Document segment —
****************

The following skeleton code provides you with a starting point for your implementation:

In [4]:
from keras.models import Sequential
from keras.layers import Dense, Activation, LSTM, Bidirectional, Embedding, TimeDistributed
from keras.preprocessing import sequence
from keras.utils import to_categorical, plot_model
import keras.backend as K

#import os
#os.environ['TF_CPP_MIN_LOG_LEVEL'] = '3'

class Tagger(object):

    def __init__(self):
        self.model = None
        self.training_w2i = dict()
        self.training_t2i = dict()
        self.max_len = 0

    def train(self, training_data):
        # Pre-process the training data
        # Construct the network, add layers, compile, and fit
        self.preprocess(training_data)
        self.max_len = len(max(training_data, key = len))
        input_sequences = self.construct_input_tensors(training_data)
        categorical_output = self.construct_output_tensors(training_data)
        self.model = self.construct_net()
        self.model.compile(loss = 'categorical_crossentropy', optimizer = 'adam', metrics = ['accuracy', self.mean_pred])
        self.model.fit(input_sequences, categorical_output, batch_size = 32, epochs = 6)

    def preprocess(self, training_data):
        for tagged_sentence in training_data:
            for word, tag in tagged_sentence:
                if word not in self.training_w2i:
                    self.training_w2i[word] = len(self.training_w2i) + 1    # assign next available index
                if tag not in self.training_t2i:
                    self.training_t2i[tag] = len(self.training_t2i) + 1
        self.training_w2i['-UNKNOWN-'] = len(self.training_w2i) + 1
   
    def construct_input_tensors(self, data):
        input_tensor = list()
        for tagged_sentence in data:
            word_tensor = list()
            for word, tag in tagged_sentence:
                if word not in self.training_w2i.keys():
                    word_tensor.append(self.training_w2i['-UNKNOWN-'])
                else:
                    word_tensor.append(self.training_w2i[word])
            input_tensor.append(word_tensor)
        input_sequences = sequence.pad_sequences(input_tensor, maxlen = self.max_len)
        return input_sequences
    
    def construct_output_tensors(self, data):
        output_tensor = list()

****************

Supplied material —

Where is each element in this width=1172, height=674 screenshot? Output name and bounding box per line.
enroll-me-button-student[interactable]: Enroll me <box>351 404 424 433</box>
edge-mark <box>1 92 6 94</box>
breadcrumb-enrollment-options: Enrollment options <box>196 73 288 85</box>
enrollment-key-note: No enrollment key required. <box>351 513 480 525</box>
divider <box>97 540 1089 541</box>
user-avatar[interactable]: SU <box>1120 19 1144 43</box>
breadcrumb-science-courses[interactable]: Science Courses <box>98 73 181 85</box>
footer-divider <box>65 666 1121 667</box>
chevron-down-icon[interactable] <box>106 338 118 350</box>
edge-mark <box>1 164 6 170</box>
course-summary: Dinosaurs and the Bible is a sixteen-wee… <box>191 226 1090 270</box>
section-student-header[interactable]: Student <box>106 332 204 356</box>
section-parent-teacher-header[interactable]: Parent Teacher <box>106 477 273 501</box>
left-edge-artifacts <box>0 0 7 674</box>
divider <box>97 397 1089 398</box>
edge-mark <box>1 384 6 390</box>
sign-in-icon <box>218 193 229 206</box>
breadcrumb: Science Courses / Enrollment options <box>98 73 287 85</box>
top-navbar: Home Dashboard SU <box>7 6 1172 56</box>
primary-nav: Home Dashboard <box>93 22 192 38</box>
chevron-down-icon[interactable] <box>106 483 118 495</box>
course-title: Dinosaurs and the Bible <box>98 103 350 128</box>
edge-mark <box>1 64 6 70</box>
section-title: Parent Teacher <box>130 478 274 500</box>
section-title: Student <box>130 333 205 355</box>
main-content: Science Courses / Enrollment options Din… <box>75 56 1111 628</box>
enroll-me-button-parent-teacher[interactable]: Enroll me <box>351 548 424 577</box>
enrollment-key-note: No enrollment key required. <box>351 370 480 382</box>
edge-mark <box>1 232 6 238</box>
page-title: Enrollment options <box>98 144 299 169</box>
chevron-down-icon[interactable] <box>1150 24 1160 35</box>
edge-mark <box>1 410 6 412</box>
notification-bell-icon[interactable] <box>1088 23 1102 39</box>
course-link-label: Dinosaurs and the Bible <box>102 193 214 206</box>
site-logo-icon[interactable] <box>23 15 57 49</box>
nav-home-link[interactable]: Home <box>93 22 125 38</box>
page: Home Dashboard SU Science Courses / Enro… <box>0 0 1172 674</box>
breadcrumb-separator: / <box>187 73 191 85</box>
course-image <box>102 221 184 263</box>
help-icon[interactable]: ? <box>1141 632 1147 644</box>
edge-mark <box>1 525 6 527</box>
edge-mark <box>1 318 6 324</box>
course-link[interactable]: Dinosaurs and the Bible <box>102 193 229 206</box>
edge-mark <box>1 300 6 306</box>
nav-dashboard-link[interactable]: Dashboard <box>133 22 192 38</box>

****************

Goals —
A - Print the part of the Keras tagger code that runs from "self.max_len = len(max(training_data, key" down to "metrics = ['accuracy', self.mean_pred])", with no changes.
B - In the Keras tagger code, what key does the preprocess method add to training_w2i once it has finished looping over the training data?
C - Rewrite the block of the Keras tagger code that begins "def train(self, training_data):" as a short list of steps, keeping its main facts.

Expected answers —
A -
self.max_len = len(max(training_data, key = len))
        input_sequences = self.construct_input_tensors(training_data)
        categorical_output = self.construct_output_tensors(training_data)
        self.model = self.construct_net()
        self.model.compile(loss = 'categorical_crossentropy', optimizer = 'adam', metrics = ['accuracy', self.mean_pred])

B - It adds the key '-UNKNOWN-'.

C -
- Preprocess the training data.
- Set max_len to the length of the longest training sentence.
- Build the input sequences and the categorical output from the training data.
- Construct the network.
- Compile it with categorical cross-entropy loss, the Adam optimizer, and the metrics accuracy and self.mean_pred.
- Fit it with a batch size of 32 for 6 epochs.